* _Dataset rows_:
________
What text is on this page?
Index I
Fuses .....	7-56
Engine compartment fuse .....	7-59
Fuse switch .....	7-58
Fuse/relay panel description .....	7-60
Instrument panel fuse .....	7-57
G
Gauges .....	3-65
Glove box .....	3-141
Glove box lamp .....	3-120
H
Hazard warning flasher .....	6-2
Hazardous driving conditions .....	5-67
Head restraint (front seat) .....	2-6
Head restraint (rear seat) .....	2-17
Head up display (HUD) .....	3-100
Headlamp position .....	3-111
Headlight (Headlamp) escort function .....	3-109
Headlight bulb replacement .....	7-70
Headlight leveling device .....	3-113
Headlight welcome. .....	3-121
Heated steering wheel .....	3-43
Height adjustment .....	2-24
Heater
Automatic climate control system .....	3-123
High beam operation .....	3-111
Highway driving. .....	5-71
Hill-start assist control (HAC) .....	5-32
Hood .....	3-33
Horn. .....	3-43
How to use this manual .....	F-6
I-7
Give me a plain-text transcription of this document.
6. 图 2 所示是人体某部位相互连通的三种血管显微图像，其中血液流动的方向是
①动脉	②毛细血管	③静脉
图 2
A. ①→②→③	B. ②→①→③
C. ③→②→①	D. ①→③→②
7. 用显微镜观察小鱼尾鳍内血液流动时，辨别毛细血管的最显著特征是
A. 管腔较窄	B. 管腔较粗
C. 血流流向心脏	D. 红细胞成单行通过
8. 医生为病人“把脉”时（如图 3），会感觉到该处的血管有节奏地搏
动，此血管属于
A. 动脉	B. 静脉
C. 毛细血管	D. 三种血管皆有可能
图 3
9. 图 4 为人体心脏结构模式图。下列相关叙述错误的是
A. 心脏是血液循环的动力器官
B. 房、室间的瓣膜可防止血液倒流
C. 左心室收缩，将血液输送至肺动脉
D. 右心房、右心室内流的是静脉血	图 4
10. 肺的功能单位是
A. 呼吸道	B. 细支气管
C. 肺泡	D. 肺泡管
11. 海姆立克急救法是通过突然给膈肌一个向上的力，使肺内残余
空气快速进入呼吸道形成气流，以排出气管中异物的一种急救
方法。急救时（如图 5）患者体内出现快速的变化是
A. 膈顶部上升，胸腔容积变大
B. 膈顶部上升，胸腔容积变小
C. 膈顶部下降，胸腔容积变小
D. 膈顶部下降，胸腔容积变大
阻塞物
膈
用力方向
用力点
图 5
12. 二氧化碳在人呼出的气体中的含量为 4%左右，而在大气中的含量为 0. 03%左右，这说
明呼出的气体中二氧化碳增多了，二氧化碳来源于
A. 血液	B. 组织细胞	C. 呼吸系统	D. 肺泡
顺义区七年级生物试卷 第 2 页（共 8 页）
________
Each line of the material above needs to be quoted exactly, please.

What text is on this page?
Index I
Fuses .....	7-56
Engine compartment fuse .....	7-59
Fuse switch .....	7-58
Fuse/relay panel description .....	7-60
Instrument panel fuse .....	7-57
G
Gauges .....	3-65
Glove box .....	3-141
Glove box lamp .....	3-120
H
Hazard warning flasher .....	6-2
Hazardous driving conditions .....	5-67
Head restraint (front seat) .....	2-6
Head restraint (rear seat) .....	2-17
Head up display (HUD) .....	3-100
Headlamp position .....	3-111
Headlight (Headlamp) escort function .....	3-109
Headlight bulb replacement .....	7-70
Headlight leveling device .....	3-113
Headlight welcome. .....	3-121
Heated steering wheel .....	3-43
Height adjustment .....	2-24
Heater
Automatic climate control system .....	3-123
High beam operation .....	3-111
Highway driving. .....	5-71
Hill-start assist control (HAC) .....	5-32
Hood .....	3-33
Horn. .....	3-43
How to use this manual .....	F-6
I-7
Give me a plain-text transcription of this document.
6. 图 2 所示是人体某部位相互连通的三种血管显微图像，其中血液流动的方向是
①动脉	②毛细血管	③静脉
图 2
A. ①→②→③	B. ②→①→③
C. ③→②→①	D. ①→③→②
7. 用显微镜观察小鱼尾鳍内血液流动时，辨别毛细血管的最显著特征是
A. 管腔较窄	B. 管腔较粗
C. 血流流向心脏	D. 红细胞成单行通过
8. 医生为病人“把脉”时（如图 3），会感觉到该处的血管有节奏地搏
动，此血管属于
A. 动脉	B. 静脉
C. 毛细血管	D. 三种血管皆有可能
图 3
9. 图 4 为人体心脏结构模式图。下列相关叙述错误的是
A. 心脏是血液循环的动力器官
B. 房、室间的瓣膜可防止血液倒流
C. 左心室收缩，将血液输送至肺动脉
D. 右心房、右心室内流的是静脉血	图 4
10. 肺的功能单位是
A. 呼吸道	B. 细支气管
C. 肺泡	D. 肺泡管
11. 海姆立克急救法是通过突然给膈肌一个向上的力，使肺内残余
空气快速进入呼吸道形成气流，以排出气管中异物的一种急救
方法。急救时（如图 5）患者体内出现快速的变化是
A. 膈顶部上升，胸腔容积变大
B. 膈顶部上升，胸腔容积变小
C. 膈顶部下降，胸腔容积变小
D. 膈顶部下降，胸腔容积变大
阻塞物
膈
用力方向
用力点
图 5
12. 二氧化碳在人呼出的气体中的含量为 4%左右，而在大气中的含量为 0. 03%左右，这说
明呼出的气体中二氧化碳增多了，二氧化碳来源于
A. 血液	B. 组织细胞	C. 呼吸系统	D. 肺泡
顺义区七年级生物试卷 第 2 页（共 8 页）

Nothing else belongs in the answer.